Records for this task —
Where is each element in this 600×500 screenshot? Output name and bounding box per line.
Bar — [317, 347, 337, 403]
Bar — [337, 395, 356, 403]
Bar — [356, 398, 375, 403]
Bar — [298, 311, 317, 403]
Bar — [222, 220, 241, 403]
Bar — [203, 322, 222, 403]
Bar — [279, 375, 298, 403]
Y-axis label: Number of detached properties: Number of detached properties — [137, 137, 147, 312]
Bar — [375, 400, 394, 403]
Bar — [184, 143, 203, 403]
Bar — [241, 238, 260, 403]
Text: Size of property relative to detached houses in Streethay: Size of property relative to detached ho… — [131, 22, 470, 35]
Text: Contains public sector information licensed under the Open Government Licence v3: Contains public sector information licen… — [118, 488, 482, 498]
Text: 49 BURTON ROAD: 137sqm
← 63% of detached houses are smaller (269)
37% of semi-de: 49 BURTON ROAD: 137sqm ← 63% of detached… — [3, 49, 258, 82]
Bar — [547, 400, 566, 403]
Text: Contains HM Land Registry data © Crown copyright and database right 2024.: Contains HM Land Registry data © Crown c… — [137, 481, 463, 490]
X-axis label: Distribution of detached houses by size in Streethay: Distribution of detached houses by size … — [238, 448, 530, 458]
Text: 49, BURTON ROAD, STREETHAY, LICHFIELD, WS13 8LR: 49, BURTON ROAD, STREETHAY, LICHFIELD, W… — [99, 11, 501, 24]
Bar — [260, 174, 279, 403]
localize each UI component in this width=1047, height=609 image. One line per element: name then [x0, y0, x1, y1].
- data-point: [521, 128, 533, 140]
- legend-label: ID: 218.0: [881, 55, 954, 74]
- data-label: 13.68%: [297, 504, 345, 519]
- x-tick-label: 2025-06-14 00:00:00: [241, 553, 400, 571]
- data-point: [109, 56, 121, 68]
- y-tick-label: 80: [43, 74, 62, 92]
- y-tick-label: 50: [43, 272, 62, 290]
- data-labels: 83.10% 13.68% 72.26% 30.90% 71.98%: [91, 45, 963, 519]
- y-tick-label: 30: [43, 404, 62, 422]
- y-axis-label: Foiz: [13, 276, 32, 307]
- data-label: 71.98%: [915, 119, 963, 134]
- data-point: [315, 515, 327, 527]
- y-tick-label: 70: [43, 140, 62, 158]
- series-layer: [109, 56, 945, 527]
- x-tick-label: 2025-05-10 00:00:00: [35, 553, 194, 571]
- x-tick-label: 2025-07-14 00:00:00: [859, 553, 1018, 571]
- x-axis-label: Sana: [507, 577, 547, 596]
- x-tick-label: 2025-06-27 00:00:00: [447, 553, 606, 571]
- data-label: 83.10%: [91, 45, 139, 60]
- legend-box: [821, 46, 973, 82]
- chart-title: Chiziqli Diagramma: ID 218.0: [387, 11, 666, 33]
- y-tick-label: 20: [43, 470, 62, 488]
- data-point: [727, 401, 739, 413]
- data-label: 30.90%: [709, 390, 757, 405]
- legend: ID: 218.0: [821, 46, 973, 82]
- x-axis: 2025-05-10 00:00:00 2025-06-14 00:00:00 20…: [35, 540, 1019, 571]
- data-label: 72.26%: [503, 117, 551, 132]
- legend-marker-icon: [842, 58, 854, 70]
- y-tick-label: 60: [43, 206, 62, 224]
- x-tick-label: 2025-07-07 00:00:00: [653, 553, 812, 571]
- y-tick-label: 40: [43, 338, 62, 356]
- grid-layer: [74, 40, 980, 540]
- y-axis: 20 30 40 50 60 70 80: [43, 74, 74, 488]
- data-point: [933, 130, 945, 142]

What you have to do — Please give the number of rows above that include the word "Contains" in exactly that case. Reply with the number alone.

Answer to the task — 2